Task input>
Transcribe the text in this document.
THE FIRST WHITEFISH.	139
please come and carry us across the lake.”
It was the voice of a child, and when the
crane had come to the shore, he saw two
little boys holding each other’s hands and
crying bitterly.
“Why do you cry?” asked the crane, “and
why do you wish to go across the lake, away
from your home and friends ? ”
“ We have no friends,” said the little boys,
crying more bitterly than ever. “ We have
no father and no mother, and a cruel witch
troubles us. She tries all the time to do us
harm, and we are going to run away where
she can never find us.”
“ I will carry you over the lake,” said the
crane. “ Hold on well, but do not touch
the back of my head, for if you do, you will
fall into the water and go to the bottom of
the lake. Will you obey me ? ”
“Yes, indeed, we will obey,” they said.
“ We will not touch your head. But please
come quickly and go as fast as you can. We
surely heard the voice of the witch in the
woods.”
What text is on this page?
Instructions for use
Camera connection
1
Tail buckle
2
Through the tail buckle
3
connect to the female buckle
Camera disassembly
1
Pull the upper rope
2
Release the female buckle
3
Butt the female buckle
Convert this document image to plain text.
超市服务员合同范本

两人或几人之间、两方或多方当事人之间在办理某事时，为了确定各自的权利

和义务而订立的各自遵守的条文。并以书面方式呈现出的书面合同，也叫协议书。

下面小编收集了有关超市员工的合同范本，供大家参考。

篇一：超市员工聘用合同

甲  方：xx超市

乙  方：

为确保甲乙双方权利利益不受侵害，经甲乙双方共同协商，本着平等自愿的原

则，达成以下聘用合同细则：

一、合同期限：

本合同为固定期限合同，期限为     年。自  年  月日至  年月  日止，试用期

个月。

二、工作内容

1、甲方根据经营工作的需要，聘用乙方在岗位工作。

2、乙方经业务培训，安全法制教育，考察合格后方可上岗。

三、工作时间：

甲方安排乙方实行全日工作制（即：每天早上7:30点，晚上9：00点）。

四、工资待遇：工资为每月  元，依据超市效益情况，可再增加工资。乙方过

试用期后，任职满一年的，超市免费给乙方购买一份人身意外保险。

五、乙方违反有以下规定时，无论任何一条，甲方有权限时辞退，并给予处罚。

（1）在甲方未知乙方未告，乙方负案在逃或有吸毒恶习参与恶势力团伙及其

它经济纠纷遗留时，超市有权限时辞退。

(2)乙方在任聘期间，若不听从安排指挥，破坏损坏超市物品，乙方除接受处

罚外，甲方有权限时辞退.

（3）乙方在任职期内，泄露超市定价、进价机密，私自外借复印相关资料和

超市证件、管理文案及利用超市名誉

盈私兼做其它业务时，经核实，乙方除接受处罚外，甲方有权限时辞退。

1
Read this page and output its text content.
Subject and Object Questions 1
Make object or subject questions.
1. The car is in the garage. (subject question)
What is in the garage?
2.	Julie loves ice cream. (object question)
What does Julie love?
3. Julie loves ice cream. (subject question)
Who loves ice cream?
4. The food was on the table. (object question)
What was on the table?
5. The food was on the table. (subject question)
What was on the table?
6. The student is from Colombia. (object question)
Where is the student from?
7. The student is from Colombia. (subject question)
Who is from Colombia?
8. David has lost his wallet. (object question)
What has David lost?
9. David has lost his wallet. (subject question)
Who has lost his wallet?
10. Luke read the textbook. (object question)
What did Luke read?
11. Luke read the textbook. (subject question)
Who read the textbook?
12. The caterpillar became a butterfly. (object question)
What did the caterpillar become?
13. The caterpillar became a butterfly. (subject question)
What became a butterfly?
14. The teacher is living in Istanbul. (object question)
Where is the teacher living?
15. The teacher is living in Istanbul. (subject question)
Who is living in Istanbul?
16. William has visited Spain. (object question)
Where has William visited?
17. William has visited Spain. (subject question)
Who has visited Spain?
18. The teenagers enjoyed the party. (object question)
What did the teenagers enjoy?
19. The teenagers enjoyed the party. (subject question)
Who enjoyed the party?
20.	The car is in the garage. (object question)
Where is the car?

Problem details>
Make an exact copy of the records.

Full answer>
Transcribe the text in this document.
THE FIRST WHITEFISH.	139
please come and carry us across the lake.”
It was the voice of a child, and when the
crane had come to the shore, he saw two
little boys holding each other’s hands and
crying bitterly.
“Why do you cry?” asked the crane, “and
why do you wish to go across the lake, away
from your home and friends ? ”
“ We have no friends,” said the little boys,
crying more bitterly than ever. “ We have
no father and no mother, and a cruel witch
troubles us. She tries all the time to do us
harm, and we are going to run away where
she can never find us.”
“ I will carry you over the lake,” said the
crane. “ Hold on well, but do not touch
the back of my head, for if you do, you will
fall into the water and go to the bottom of
the lake. Will you obey me ? ”
“Yes, indeed, we will obey,” they said.
“ We will not touch your head. But please
come quickly and go as fast as you can. We
surely heard the voice of the witch in the
woods.”
What text is on this page?
Instructions for use
Camera connection
1
Tail buckle
2
Through the tail buckle
3
connect to the female buckle
Camera disassembly
1
Pull the upper rope
2
Release the female buckle
3
Butt the female buckle
Convert this document image to plain text.
超市服务员合同范本

两人或几人之间、两方或多方当事人之间在办理某事时，为了确定各自的权利

和义务而订立的各自遵守的条文。并以书面方式呈现出的书面合同，也叫协议书。

下面小编收集了有关超市员工的合同范本，供大家参考。

篇一：超市员工聘用合同

甲  方：xx超市

乙  方：

为确保甲乙双方权利利益不受侵害，经甲乙双方共同协商，本着平等自愿的原

则，达成以下聘用合同细则：

一、合同期限：

本合同为固定期限合同，期限为     年。自  年  月日至  年月  日止，试用期

个月。

二、工作内容

1、甲方根据经营工作的需要，聘用乙方在岗位工作。

2、乙方经业务培训，安全法制教育，考察合格后方可上岗。

三、工作时间：

甲方安排乙方实行全日工作制（即：每天早上7:30点，晚上9：00点）。

四、工资待遇：工资为每月  元，依据超市效益情况，可再增加工资。乙方过

试用期后，任职满一年的，超市免费给乙方购买一份人身意外保险。

五、乙方违反有以下规定时，无论任何一条，甲方有权限时辞退，并给予处罚。

（1）在甲方未知乙方未告，乙方负案在逃或有吸毒恶习参与恶势力团伙及其

它经济纠纷遗留时，超市有权限时辞退。

(2)乙方在任聘期间，若不听从安排指挥，破坏损坏超市物品，乙方除接受处

罚外，甲方有权限时辞退.

（3）乙方在任职期内，泄露超市定价、进价机密，私自外借复印相关资料和

超市证件、管理文案及利用超市名誉

盈私兼做其它业务时，经核实，乙方除接受处罚外，甲方有权限时辞退。

1
Read this page and output its text content.
Subject and Object Questions 1
Make object or subject questions.
1. The car is in the garage. (subject question)
What is in the garage?
2.	Julie loves ice cream. (object question)
What does Julie love?
3. Julie loves ice cream. (subject question)
Who loves ice cream?
4. The food was on the table. (object question)
What was on the table?
5. The food was on the table. (subject question)
What was on the table?
6. The student is from Colombia. (object question)
Where is the student from?
7. The student is from Colombia. (subject question)
Who is from Colombia?
8. David has lost his wallet. (object question)
What has David lost?
9. David has lost his wallet. (subject question)
Who has lost his wallet?
10. Luke read the textbook. (object question)
What did Luke read?
11. Luke read the textbook. (subject question)
Who read the textbook?
12. The caterpillar became a butterfly. (object question)
What did the caterpillar become?
13. The caterpillar became a butterfly. (subject question)
What became a butterfly?
14. The teacher is living in Istanbul. (object question)
Where is the teacher living?
15. The teacher is living in Istanbul. (subject question)
Who is living in Istanbul?
16. William has visited Spain. (object question)
Where has William visited?
17. William has visited Spain. (subject question)
Who has visited Spain?
18. The teenagers enjoyed the party. (object question)
What did the teenagers enjoy?
19. The teenagers enjoyed the party. (subject question)
Who enjoyed the party?
20.	The car is in the garage. (object question)
Where is the car?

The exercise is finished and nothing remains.